Brief: Return the lines below that carry the word "продовольствия".

------ Provided records ------

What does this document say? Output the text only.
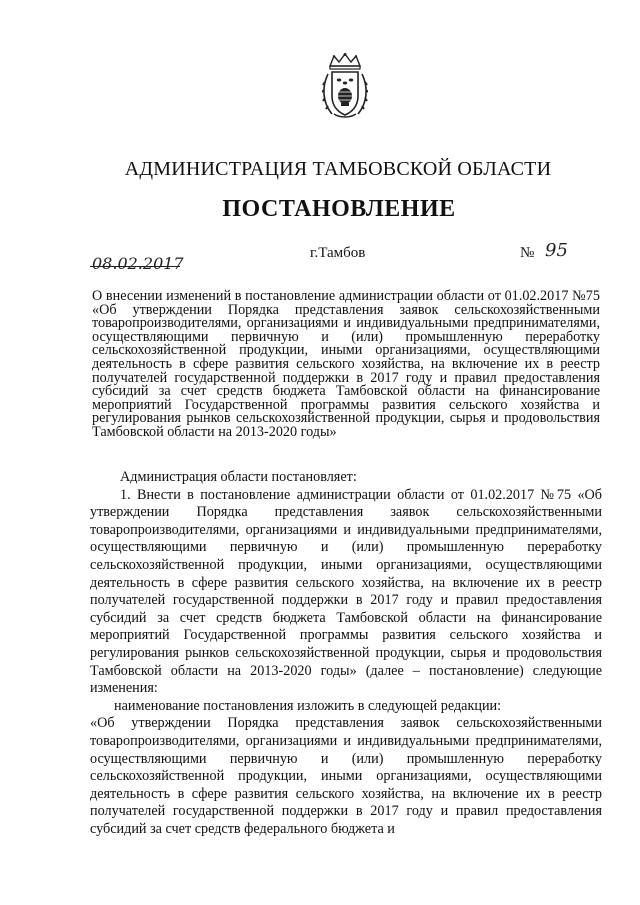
АДМИНИСТРАЦИЯ ТАМБОВСКОЙ ОБЛАСТИ
ПОСТАНОВЛЕНИЕ
08.02.2017
г.Тамбов	№ 95
О внесении изменений в постановление администрации области от 01.02.2017 №75 «Об утверждении Порядка представления заявок сельскохозяйственными товаропроизводителями, организациями и индивидуальными предпринимателями, осуществляющими первичную и (или) промышленную переработку сельскохозяйственной продукции, иными организациями, осуществляющими деятельность в сфере развития сельского хозяйства, на включение их в реестр получателей государственной поддержки в 2017 году и правил предоставления субсидий за счет средств бюджета Тамбовской области на финансирование мероприятий Государственной программы развития сельского хозяйства и регулирования рынков сельскохозяйственной продукции, сырья и продовольствия Тамбовской области на 2013-2020 годы»

Администрация области постановляет:

1. Внести в постановление администрации области от 01.02.2017 №75 «Об утверждении Порядка представления заявок сельскохозяйственными товаропроизводителями, организациями и индивидуальными предпринимателями, осуществляющими первичную и (или) промышленную переработку сельскохозяйственной продукции, иными организациями, осуществляющими деятельность в сфере развития сельского хозяйства, на включение их в реестр получателей государственной поддержки в 2017 году и правил предоставления субсидий за счет средств бюджета Тамбовской области на финансирование мероприятий Государственной программы развития сельского хозяйства и регулирования рынков сельскохозяйственной продукции, сырья и продовольствия Тамбовской области на 2013-2020 годы» (далее – постановление) следующие изменения:

наименование постановления изложить в следующей редакции:

«Об утверждении Порядка представления заявок сельскохозяйственными товаропроизводителями, организациями и индивидуальными предпринимателями, осуществляющими первичную и (или) промышленную переработку сельскохозяйственной продукции, иными организациями, осуществляющими деятельность в сфере развития сельского хозяйства, на включение их в реестр получателей государственной поддержки в 2017 году и правил предоставления субсидий за счет средств федерального бюджета и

------

Complete output:
О внесении изменений в постановление администрации области от 01.02.2017 №75 «Об утверждении Порядка представления заявок сельскохозяйственными товаропроизводителями, организациями и индивидуальными предпринимателями, осуществляющими первичную и (или) промышленную переработку сельскохозяйственной продукции, иными организациями, осуществляющими деятельность в сфере развития сельского хозяйства, на включение их в реестр получателей государственной поддержки в 2017 году и правил предоставления субсидий за счет средств бюджета Тамбовской области на финансирование мероприятий Государственной программы развития сельского хозяйства и регулирования рынков сельскохозяйственной продукции, сырья и продовольствия Тамбовской области на 2013-2020 годы»
1. Внести в постановление администрации области от 01.02.2017 №75 «Об утверждении Порядка представления заявок сельскохозяйственными товаропроизводителями, организациями и индивидуальными предпринимателями, осуществляющими первичную и (или) промышленную переработку сельскохозяйственной продукции, иными организациями, осуществляющими деятельность в сфере развития сельского хозяйства, на включение их в реестр получателей государственной поддержки в 2017 году и правил предоставления субсидий за счет средств бюджета Тамбовской области на финансирование мероприятий Государственной программы развития сельского хозяйства и регулирования рынков сельскохозяйственной продукции, сырья и продовольствия Тамбовской области на 2013-2020 годы» (далее – постановление) следующие изменения:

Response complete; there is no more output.